* DATASET RECORDS:
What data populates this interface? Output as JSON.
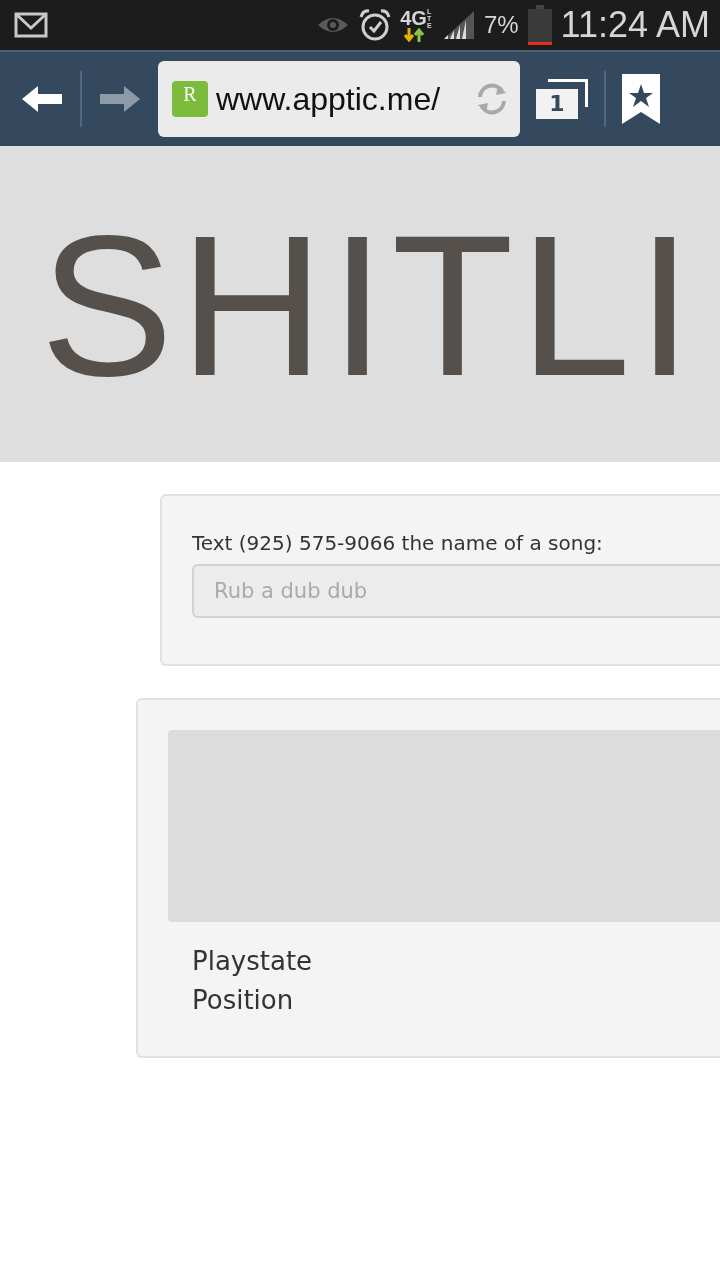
{
  "status_bar": {
    "network": "4G",
    "network_sub": "LTE",
    "battery": "7%",
    "time": "11:24 AM"
  },
  "browser": {
    "forward_disabled": true,
    "favicon_letter": "R",
    "url": "www.apptic.me/",
    "tab_count": "1"
  },
  "logo": {
    "text": "SHITLI"
  },
  "song_form": {
    "label": "Text (925) 575-9066 the name of a song:",
    "placeholder": "Rub a dub dub"
  },
  "player": {
    "fields": [
      {
        "label": "Playstate"
      },
      {
        "label": "Position"
      }
    ]
  }
}
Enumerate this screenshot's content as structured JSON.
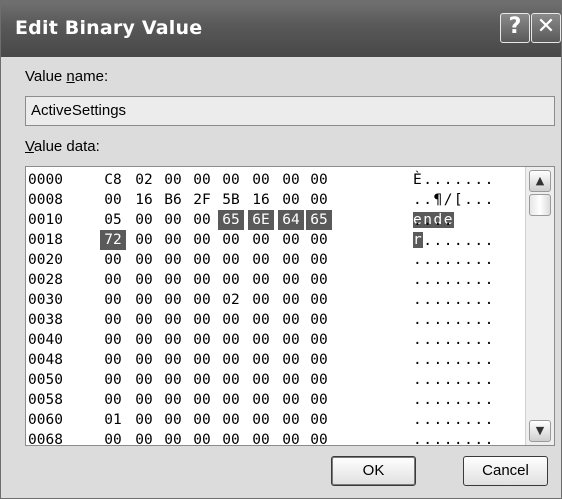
{
  "dialog": {
    "title": "Edit Binary Value",
    "help_glyph": "?",
    "close_glyph": "✕"
  },
  "value_name": {
    "label_pre": "Value ",
    "label_accel": "n",
    "label_post": "ame:",
    "value": "ActiveSettings"
  },
  "value_data": {
    "label_accel": "V",
    "label_post": "alue data:",
    "rows": [
      {
        "addr": "0000",
        "bytes": [
          "C8",
          "02",
          "00",
          "00",
          "00",
          "00",
          "00",
          "00"
        ],
        "ascii": "È......."
      },
      {
        "addr": "0008",
        "bytes": [
          "00",
          "16",
          "B6",
          "2F",
          "5B",
          "16",
          "00",
          "00"
        ],
        "ascii": "..¶/[..."
      },
      {
        "addr": "0010",
        "bytes": [
          "05",
          "00",
          "00",
          "00",
          "65",
          "6E",
          "64",
          "65"
        ],
        "ascii_plain": "....",
        "ascii_sel": "ende"
      },
      {
        "addr": "0018",
        "bytes": [
          "72",
          "00",
          "00",
          "00",
          "00",
          "00",
          "00",
          "00"
        ],
        "ascii_sel": "r",
        "ascii_plain": "......."
      },
      {
        "addr": "0020",
        "bytes": [
          "00",
          "00",
          "00",
          "00",
          "00",
          "00",
          "00",
          "00"
        ],
        "ascii": "........"
      },
      {
        "addr": "0028",
        "bytes": [
          "00",
          "00",
          "00",
          "00",
          "00",
          "00",
          "00",
          "00"
        ],
        "ascii": "........"
      },
      {
        "addr": "0030",
        "bytes": [
          "00",
          "00",
          "00",
          "00",
          "02",
          "00",
          "00",
          "00"
        ],
        "ascii": "........"
      },
      {
        "addr": "0038",
        "bytes": [
          "00",
          "00",
          "00",
          "00",
          "00",
          "00",
          "00",
          "00"
        ],
        "ascii": "........"
      },
      {
        "addr": "0040",
        "bytes": [
          "00",
          "00",
          "00",
          "00",
          "00",
          "00",
          "00",
          "00"
        ],
        "ascii": "........"
      },
      {
        "addr": "0048",
        "bytes": [
          "00",
          "00",
          "00",
          "00",
          "00",
          "00",
          "00",
          "00"
        ],
        "ascii": "........"
      },
      {
        "addr": "0050",
        "bytes": [
          "00",
          "00",
          "00",
          "00",
          "00",
          "00",
          "00",
          "00"
        ],
        "ascii": "........"
      },
      {
        "addr": "0058",
        "bytes": [
          "00",
          "00",
          "00",
          "00",
          "00",
          "00",
          "00",
          "00"
        ],
        "ascii": "........"
      },
      {
        "addr": "0060",
        "bytes": [
          "01",
          "00",
          "00",
          "00",
          "00",
          "00",
          "00",
          "00"
        ],
        "ascii": "........"
      },
      {
        "addr": "0068",
        "bytes": [
          "00",
          "00",
          "00",
          "00",
          "00",
          "00",
          "00",
          "00"
        ],
        "ascii": "........"
      }
    ]
  },
  "scrollbar": {
    "up_glyph": "▲",
    "down_glyph": "▼"
  },
  "buttons": {
    "ok": "OK",
    "cancel": "Cancel"
  }
}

* WHAT TO DO: Reproduce every entry exactly, but omit each picture.

* ANSWER TO THE PROBLEM:
What data populates this interface? Output as JSON.
{
  "status_bar": {
    "network": "4G",
    "network_sub": "LTE",
    "battery": "7%",
    "time": "11:24 AM"
  },
  "browser": {
    "forward_disabled": true,
    "favicon_letter": "R",
    "url": "www.apptic.me/",
    "tab_count": "1"
  },
  "logo": {
    "text": "SHITLI"
  },
  "song_form": {
    "label": "Text (925) 575-9066 the name of a song:",
    "placeholder": "Rub a dub dub"
  },
  "player": {
    "fields": [
      {
        "label": "Playstate"
      },
      {
        "label": "Position"
      }
    ]
  }
}
Enumerate this screenshot's content as structured JSON.
{
  "dialog": {
    "title": "Edit Binary Value",
    "help_glyph": "?",
    "close_glyph": "✕"
  },
  "value_name": {
    "label_pre": "Value ",
    "label_accel": "n",
    "label_post": "ame:",
    "value": "ActiveSettings"
  },
  "value_data": {
    "label_accel": "V",
    "label_post": "alue data:",
    "rows": [
      {
        "addr": "0000",
        "bytes": [
          "C8",
          "02",
          "00",
          "00",
          "00",
          "00",
          "00",
          "00"
        ],
        "ascii": "È......."
      },
      {
        "addr": "0008",
        "bytes": [
          "00",
          "16",
          "B6",
          "2F",
          "5B",
          "16",
          "00",
          "00"
        ],
        "ascii": "..¶/[..."
      },
      {
        "addr": "0010",
        "bytes": [
          "05",
          "00",
          "00",
          "00",
          "65",
          "6E",
          "64",
          "65"
        ],
        "ascii_plain": "....",
        "ascii_sel": "ende"
      },
      {
        "addr": "0018",
        "bytes": [
          "72",
          "00",
          "00",
          "00",
          "00",
          "00",
          "00",
          "00"
        ],
        "ascii_sel": "r",
        "ascii_plain": "......."
      },
      {
        "addr": "0020",
        "bytes": [
          "00",
          "00",
          "00",
          "00",
          "00",
          "00",
          "00",
          "00"
        ],
        "ascii": "........"
      },
      {
        "addr": "0028",
        "bytes": [
          "00",
          "00",
          "00",
          "00",
          "00",
          "00",
          "00",
          "00"
        ],
        "ascii": "........"
      },
      {
        "addr": "0030",
        "bytes": [
          "00",
          "00",
          "00",
          "00",
          "02",
          "00",
          "00",
          "00"
        ],
        "ascii": "........"
      },
      {
        "addr": "0038",
        "bytes": [
          "00",
          "00",
          "00",
          "00",
          "00",
          "00",
          "00",
          "00"
        ],
        "ascii": "........"
      },
      {
        "addr": "0040",
        "bytes": [
          "00",
          "00",
          "00",
          "00",
          "00",
          "00",
          "00",
          "00"
        ],
        "ascii": "........"
      },
      {
        "addr": "0048",
        "bytes": [
          "00",
          "00",
          "00",
          "00",
          "00",
          "00",
          "00",
          "00"
        ],
        "ascii": "........"
      },
      {
        "addr": "0050",
        "bytes": [
          "00",
          "00",
          "00",
          "00",
          "00",
          "00",
          "00",
          "00"
        ],
        "ascii": "........"
      },
      {
        "addr": "0058",
        "bytes": [
          "00",
          "00",
          "00",
          "00",
          "00",
          "00",
          "00",
          "00"
        ],
        "ascii": "........"
      },
      {
        "addr": "0060",
        "bytes": [
          "01",
          "00",
          "00",
          "00",
          "00",
          "00",
          "00",
          "00"
        ],
        "ascii": "........"
      },
      {
        "addr": "0068",
        "bytes": [
          "00",
          "00",
          "00",
          "00",
          "00",
          "00",
          "00",
          "00"
        ],
        "ascii": "........"
      }
    ]
  },
  "scrollbar": {
    "up_glyph": "▲",
    "down_glyph": "▼"
  },
  "buttons": {
    "ok": "OK",
    "cancel": "Cancel"
  }
}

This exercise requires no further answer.